• Data listing:
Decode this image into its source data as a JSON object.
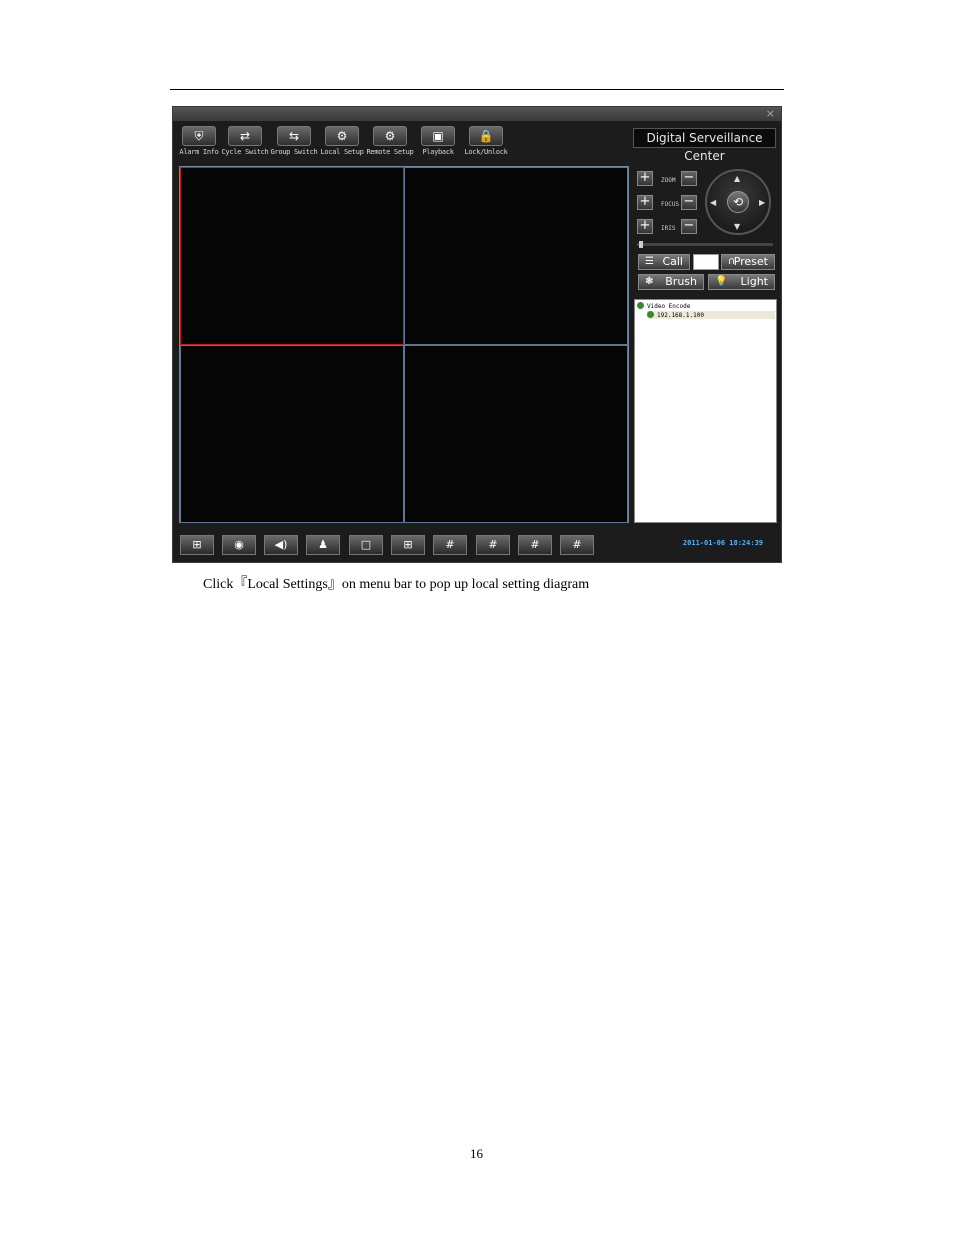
{
  "app": {
    "close_glyph": "×",
    "brand": "Digital Serveillance Center",
    "toolbar": [
      {
        "label": "Alarm Info",
        "icon": "shield-icon",
        "glyph": "⛨"
      },
      {
        "label": "Cycle Switch",
        "icon": "cycle-icon",
        "glyph": "⇄"
      },
      {
        "label": "Group Switch",
        "icon": "group-switch-icon",
        "glyph": "⇆"
      },
      {
        "label": "Local Setup",
        "icon": "gear-icon",
        "glyph": "⚙"
      },
      {
        "label": "Remote Setup",
        "icon": "gear-icon",
        "glyph": "⚙"
      },
      {
        "label": "Playback",
        "icon": "film-icon",
        "glyph": "▣"
      },
      {
        "label": "Lock/Unlock",
        "icon": "lock-icon",
        "glyph": "🔒"
      }
    ],
    "ptz": {
      "zoom": "ZOOM",
      "focus": "FOCUS",
      "iris": "IRIS",
      "plus": "+",
      "minus": "−",
      "up": "▲",
      "down": "▼",
      "left": "◀",
      "right": "▶",
      "center": "⟲",
      "call": "Call",
      "preset": "Preset",
      "brush": "Brush",
      "light": "Light"
    },
    "tree": {
      "root": "Video Encode",
      "child": "192.168.1.100"
    },
    "bottom_buttons": [
      "record-icon",
      "snapshot-icon",
      "speaker-icon",
      "talk-icon",
      "layout-1-icon",
      "layout-4-icon",
      "layout-9-icon",
      "layout-16-icon",
      "layout-25-icon",
      "layout-36-icon"
    ],
    "bottom_glyphs": [
      "⊞",
      "◉",
      "◀)",
      "♟",
      "□",
      "⊞",
      "#",
      "#",
      "#",
      "#"
    ],
    "datetime": "2011-01-06 18:24:39"
  },
  "caption": "Click『Local Settings』on menu bar to pop up local setting diagram",
  "page_number": "16"
}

• Your objective: In your copy of the listing above, reproduce each line exactly and omit all pictures.

• Answer to the exercise:
Decode this image into its source data as a JSON object.
{
  "app": {
    "close_glyph": "×",
    "brand": "Digital Serveillance Center",
    "toolbar": [
      {
        "label": "Alarm Info",
        "icon": "shield-icon",
        "glyph": "⛨"
      },
      {
        "label": "Cycle Switch",
        "icon": "cycle-icon",
        "glyph": "⇄"
      },
      {
        "label": "Group Switch",
        "icon": "group-switch-icon",
        "glyph": "⇆"
      },
      {
        "label": "Local Setup",
        "icon": "gear-icon",
        "glyph": "⚙"
      },
      {
        "label": "Remote Setup",
        "icon": "gear-icon",
        "glyph": "⚙"
      },
      {
        "label": "Playback",
        "icon": "film-icon",
        "glyph": "▣"
      },
      {
        "label": "Lock/Unlock",
        "icon": "lock-icon",
        "glyph": "🔒"
      }
    ],
    "ptz": {
      "zoom": "ZOOM",
      "focus": "FOCUS",
      "iris": "IRIS",
      "plus": "+",
      "minus": "−",
      "up": "▲",
      "down": "▼",
      "left": "◀",
      "right": "▶",
      "center": "⟲",
      "call": "Call",
      "preset": "Preset",
      "brush": "Brush",
      "light": "Light"
    },
    "tree": {
      "root": "Video Encode",
      "child": "192.168.1.100"
    },
    "bottom_buttons": [
      "record-icon",
      "snapshot-icon",
      "speaker-icon",
      "talk-icon",
      "layout-1-icon",
      "layout-4-icon",
      "layout-9-icon",
      "layout-16-icon",
      "layout-25-icon",
      "layout-36-icon"
    ],
    "bottom_glyphs": [
      "⊞",
      "◉",
      "◀)",
      "♟",
      "□",
      "⊞",
      "#",
      "#",
      "#",
      "#"
    ],
    "datetime": "2011-01-06 18:24:39"
  },
  "caption": "Click『Local Settings』on menu bar to pop up local setting diagram",
  "page_number": "16"
}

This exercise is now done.